GIVEN TASK:
Reproduce the listing verbatim.

(Figure record listings)
----

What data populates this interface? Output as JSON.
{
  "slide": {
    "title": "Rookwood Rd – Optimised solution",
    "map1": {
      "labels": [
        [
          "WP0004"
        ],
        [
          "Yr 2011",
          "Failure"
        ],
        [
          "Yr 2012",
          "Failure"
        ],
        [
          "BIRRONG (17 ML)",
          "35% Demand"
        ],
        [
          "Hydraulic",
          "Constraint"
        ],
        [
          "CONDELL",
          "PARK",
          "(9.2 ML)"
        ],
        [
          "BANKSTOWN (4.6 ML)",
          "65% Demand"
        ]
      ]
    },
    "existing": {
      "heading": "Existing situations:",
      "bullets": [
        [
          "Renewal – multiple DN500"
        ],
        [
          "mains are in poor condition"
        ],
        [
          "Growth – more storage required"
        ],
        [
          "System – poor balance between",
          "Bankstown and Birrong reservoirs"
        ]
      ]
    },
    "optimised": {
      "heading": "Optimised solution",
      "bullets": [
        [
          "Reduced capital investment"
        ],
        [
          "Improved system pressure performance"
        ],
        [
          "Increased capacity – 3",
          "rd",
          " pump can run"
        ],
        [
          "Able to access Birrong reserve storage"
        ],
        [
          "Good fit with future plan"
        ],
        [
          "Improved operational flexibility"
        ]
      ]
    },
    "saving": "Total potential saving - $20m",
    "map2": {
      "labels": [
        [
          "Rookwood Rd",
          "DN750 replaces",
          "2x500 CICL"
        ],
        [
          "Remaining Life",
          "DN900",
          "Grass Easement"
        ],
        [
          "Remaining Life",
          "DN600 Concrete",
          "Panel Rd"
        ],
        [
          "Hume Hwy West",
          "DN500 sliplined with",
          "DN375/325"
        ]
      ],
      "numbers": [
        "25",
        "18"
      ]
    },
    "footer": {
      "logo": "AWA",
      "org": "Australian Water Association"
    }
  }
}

----

COMPLETE OUTPUT:
What data populates this interface? Output as JSON.
{
  "slide": {
    "title": "Rookwood Rd – Optimised solution",
    "map1": {
      "labels": [
        [
          "WP0004"
        ],
        [
          "Yr 2011",
          "Failure"
        ],
        [
          "Yr 2012",
          "Failure"
        ],
        [
          "BIRRONG (17 ML)",
          "35% Demand"
        ],
        [
          "Hydraulic",
          "Constraint"
        ],
        [
          "CONDELL",
          "PARK",
          "(9.2 ML)"
        ],
        [
          "BANKSTOWN (4.6 ML)",
          "65% Demand"
        ]
      ]
    },
    "existing": {
      "heading": "Existing situations:",
      "bullets": [
        [
          "Renewal – multiple DN500"
        ],
        [
          "mains are in poor condition"
        ],
        [
          "Growth – more storage required"
        ],
        [
          "System – poor balance between",
          "Bankstown and Birrong reservoirs"
        ]
      ]
    },
    "optimised": {
      "heading": "Optimised solution",
      "bullets": [
        [
          "Reduced capital investment"
        ],
        [
          "Improved system pressure performance"
        ],
        [
          "Increased capacity – 3",
          "rd",
          " pump can run"
        ],
        [
          "Able to access Birrong reserve storage"
        ],
        [
          "Good fit with future plan"
        ],
        [
          "Improved operational flexibility"
        ]
      ]
    },
    "saving": "Total potential saving - $20m",
    "map2": {
      "labels": [
        [
          "Rookwood Rd",
          "DN750 replaces",
          "2x500 CICL"
        ],
        [
          "Remaining Life",
          "DN900",
          "Grass Easement"
        ],
        [
          "Remaining Life",
          "DN600 Concrete",
          "Panel Rd"
        ],
        [
          "Hume Hwy West",
          "DN500 sliplined with",
          "DN375/325"
        ]
      ],
      "numbers": [
        "25",
        "18"
      ]
    },
    "footer": {
      "logo": "AWA",
      "org": "Australian Water Association"
    }
  }
}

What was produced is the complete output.